- **What you should do**: Can you restate the records below word for word?
--- Start of Input data ---
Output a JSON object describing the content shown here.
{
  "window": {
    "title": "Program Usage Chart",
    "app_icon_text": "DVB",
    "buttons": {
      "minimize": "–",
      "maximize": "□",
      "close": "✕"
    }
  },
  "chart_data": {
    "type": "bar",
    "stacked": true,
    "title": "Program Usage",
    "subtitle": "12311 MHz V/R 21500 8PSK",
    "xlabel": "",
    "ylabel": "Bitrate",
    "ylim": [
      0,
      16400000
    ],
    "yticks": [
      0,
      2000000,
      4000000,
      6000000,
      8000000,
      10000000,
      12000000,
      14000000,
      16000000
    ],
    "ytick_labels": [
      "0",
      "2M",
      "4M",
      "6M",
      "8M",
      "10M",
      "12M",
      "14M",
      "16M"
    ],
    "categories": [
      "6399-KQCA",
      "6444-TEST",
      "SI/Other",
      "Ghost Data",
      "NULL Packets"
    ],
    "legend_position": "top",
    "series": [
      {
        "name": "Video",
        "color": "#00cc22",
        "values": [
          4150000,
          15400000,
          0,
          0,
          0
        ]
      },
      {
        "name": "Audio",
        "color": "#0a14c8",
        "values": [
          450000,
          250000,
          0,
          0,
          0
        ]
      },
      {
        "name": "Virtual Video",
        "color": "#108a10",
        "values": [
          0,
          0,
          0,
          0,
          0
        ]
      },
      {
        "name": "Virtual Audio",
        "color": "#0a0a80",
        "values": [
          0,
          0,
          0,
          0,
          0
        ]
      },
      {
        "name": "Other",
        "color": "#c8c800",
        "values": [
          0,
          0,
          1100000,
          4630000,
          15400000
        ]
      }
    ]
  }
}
--- End of Input data ---
- **Result for this task**:
Output a JSON object describing the content shown here.
{
  "window": {
    "title": "Program Usage Chart",
    "app_icon_text": "DVB",
    "buttons": {
      "minimize": "–",
      "maximize": "□",
      "close": "✕"
    }
  },
  "chart_data": {
    "type": "bar",
    "stacked": true,
    "title": "Program Usage",
    "subtitle": "12311 MHz V/R 21500 8PSK",
    "xlabel": "",
    "ylabel": "Bitrate",
    "ylim": [
      0,
      16400000
    ],
    "yticks": [
      0,
      2000000,
      4000000,
      6000000,
      8000000,
      10000000,
      12000000,
      14000000,
      16000000
    ],
    "ytick_labels": [
      "0",
      "2M",
      "4M",
      "6M",
      "8M",
      "10M",
      "12M",
      "14M",
      "16M"
    ],
    "categories": [
      "6399-KQCA",
      "6444-TEST",
      "SI/Other",
      "Ghost Data",
      "NULL Packets"
    ],
    "legend_position": "top",
    "series": [
      {
        "name": "Video",
        "color": "#00cc22",
        "values": [
          4150000,
          15400000,
          0,
          0,
          0
        ]
      },
      {
        "name": "Audio",
        "color": "#0a14c8",
        "values": [
          450000,
          250000,
          0,
          0,
          0
        ]
      },
      {
        "name": "Virtual Video",
        "color": "#108a10",
        "values": [
          0,
          0,
          0,
          0,
          0
        ]
      },
      {
        "name": "Virtual Audio",
        "color": "#0a0a80",
        "values": [
          0,
          0,
          0,
          0,
          0
        ]
      },
      {
        "name": "Other",
        "color": "#c8c800",
        "values": [
          0,
          0,
          1100000,
          4630000,
          15400000
        ]
      }
    ]
  }
}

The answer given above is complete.